*WHAT THIS TASK INVOLVES*
Locate all lines in the data below that hold "SUELOS" and show them.

*RECORDS FOR THE EXERCISE*

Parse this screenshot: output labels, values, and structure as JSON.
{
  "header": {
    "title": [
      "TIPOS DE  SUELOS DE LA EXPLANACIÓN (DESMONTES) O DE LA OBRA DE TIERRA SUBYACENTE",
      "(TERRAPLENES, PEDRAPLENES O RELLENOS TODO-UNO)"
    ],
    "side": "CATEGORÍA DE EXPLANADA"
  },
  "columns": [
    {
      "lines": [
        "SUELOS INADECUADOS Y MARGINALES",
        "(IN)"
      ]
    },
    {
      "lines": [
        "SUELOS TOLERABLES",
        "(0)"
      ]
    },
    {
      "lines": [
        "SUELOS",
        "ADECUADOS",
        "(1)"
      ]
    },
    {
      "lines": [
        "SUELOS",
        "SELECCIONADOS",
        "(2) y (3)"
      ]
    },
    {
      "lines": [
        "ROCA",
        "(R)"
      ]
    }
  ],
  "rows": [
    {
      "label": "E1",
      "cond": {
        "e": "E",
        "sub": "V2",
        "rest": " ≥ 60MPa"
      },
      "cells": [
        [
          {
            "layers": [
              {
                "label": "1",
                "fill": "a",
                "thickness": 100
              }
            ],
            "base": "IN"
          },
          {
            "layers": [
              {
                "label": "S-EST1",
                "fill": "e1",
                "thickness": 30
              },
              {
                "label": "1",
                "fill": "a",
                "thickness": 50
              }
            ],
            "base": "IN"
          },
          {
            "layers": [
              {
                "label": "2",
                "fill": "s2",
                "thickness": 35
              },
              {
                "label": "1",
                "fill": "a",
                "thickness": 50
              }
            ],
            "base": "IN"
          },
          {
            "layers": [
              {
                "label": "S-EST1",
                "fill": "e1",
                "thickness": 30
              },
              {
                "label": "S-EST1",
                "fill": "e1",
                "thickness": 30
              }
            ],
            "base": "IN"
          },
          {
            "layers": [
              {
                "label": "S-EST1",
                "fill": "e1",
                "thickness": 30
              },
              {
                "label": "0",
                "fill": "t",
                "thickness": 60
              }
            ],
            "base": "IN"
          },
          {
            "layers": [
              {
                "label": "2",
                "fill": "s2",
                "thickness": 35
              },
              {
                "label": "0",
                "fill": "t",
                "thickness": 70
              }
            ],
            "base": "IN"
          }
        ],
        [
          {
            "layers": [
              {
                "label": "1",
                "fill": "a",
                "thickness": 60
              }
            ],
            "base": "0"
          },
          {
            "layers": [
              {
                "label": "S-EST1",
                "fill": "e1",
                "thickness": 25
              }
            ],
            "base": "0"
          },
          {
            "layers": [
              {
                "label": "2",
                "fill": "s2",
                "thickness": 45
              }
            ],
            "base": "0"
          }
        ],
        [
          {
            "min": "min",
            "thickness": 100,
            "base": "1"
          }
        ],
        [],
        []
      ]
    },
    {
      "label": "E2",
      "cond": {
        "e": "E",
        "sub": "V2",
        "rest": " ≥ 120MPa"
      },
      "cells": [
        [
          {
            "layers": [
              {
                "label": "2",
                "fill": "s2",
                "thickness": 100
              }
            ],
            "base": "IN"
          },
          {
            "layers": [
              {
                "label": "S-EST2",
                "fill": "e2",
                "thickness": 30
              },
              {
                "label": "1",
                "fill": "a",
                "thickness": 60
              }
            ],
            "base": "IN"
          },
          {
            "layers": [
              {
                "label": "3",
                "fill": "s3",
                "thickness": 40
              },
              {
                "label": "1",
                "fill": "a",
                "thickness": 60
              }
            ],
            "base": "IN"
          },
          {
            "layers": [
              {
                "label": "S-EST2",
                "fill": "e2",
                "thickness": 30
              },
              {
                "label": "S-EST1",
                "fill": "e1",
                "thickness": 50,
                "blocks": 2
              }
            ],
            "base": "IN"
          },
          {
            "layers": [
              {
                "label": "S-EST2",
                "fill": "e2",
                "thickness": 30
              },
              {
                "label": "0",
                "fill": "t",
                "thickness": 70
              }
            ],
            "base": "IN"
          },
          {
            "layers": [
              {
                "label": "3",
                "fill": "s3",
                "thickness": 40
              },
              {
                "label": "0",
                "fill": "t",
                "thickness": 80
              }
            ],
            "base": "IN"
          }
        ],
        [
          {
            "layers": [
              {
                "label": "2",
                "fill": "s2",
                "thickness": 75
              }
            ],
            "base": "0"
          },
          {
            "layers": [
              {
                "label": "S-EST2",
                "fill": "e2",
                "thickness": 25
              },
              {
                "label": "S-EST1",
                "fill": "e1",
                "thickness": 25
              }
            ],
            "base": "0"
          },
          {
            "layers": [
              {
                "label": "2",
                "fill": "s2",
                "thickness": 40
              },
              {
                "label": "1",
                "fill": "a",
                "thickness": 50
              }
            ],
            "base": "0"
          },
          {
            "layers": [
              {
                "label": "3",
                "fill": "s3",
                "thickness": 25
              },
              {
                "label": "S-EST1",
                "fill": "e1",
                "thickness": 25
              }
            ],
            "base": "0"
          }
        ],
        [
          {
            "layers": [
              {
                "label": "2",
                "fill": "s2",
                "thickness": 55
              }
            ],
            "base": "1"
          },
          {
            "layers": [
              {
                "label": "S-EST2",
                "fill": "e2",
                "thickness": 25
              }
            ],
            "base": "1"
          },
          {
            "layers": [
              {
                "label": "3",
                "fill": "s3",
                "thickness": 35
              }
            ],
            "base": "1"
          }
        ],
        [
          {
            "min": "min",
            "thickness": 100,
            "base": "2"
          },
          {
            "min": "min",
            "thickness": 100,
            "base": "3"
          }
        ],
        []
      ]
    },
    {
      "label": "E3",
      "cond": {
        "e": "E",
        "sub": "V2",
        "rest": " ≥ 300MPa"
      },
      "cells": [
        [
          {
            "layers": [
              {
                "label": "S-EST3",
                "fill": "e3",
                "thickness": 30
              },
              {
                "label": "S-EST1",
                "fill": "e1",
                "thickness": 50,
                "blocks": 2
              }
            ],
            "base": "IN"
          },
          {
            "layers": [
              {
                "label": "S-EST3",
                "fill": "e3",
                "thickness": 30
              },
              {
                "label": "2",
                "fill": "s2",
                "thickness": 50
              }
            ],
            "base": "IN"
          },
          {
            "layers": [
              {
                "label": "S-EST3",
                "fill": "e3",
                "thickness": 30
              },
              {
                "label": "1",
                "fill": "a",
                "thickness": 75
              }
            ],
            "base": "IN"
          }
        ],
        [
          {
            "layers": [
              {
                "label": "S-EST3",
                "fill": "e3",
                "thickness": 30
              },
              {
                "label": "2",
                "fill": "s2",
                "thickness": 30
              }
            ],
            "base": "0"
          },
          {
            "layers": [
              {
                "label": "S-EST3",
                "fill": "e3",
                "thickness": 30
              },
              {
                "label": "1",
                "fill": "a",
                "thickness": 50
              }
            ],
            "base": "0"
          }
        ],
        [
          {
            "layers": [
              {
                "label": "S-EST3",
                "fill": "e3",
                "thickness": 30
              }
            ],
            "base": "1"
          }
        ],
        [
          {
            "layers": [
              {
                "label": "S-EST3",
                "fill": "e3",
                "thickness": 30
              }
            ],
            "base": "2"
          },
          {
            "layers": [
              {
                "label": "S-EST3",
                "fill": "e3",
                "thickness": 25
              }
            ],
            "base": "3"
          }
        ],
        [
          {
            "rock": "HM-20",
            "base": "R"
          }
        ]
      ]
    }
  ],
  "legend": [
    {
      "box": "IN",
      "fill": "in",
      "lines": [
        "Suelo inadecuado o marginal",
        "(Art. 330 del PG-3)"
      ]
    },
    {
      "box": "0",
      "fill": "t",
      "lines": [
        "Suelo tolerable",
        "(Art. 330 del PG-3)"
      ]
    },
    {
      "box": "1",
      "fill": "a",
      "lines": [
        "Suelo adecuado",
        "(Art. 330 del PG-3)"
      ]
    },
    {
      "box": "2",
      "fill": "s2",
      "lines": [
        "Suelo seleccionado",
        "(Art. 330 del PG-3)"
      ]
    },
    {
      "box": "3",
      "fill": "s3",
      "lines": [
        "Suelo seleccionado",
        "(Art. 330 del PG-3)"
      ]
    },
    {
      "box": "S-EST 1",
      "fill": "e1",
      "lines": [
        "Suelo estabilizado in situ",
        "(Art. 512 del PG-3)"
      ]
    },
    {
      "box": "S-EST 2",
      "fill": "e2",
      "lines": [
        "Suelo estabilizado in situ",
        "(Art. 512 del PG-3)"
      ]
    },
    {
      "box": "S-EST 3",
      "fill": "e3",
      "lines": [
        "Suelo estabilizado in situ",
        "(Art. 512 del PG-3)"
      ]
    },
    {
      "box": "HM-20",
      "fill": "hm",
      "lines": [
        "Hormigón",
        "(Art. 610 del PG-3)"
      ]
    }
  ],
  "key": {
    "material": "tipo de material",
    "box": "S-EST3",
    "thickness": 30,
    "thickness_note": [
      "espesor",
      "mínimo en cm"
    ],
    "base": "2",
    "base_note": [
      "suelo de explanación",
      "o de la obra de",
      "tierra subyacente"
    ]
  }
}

*PROBLEM SOLUTION*
      "TIPOS DE  SUELOS DE LA EXPLANACIÓN (DESMONTES) O DE LA OBRA DE TIERRA SUBYACENTE",
        "SUELOS INADECUADOS Y MARGINALES",
        "SUELOS TOLERABLES",
        "SUELOS",
        "SUELOS",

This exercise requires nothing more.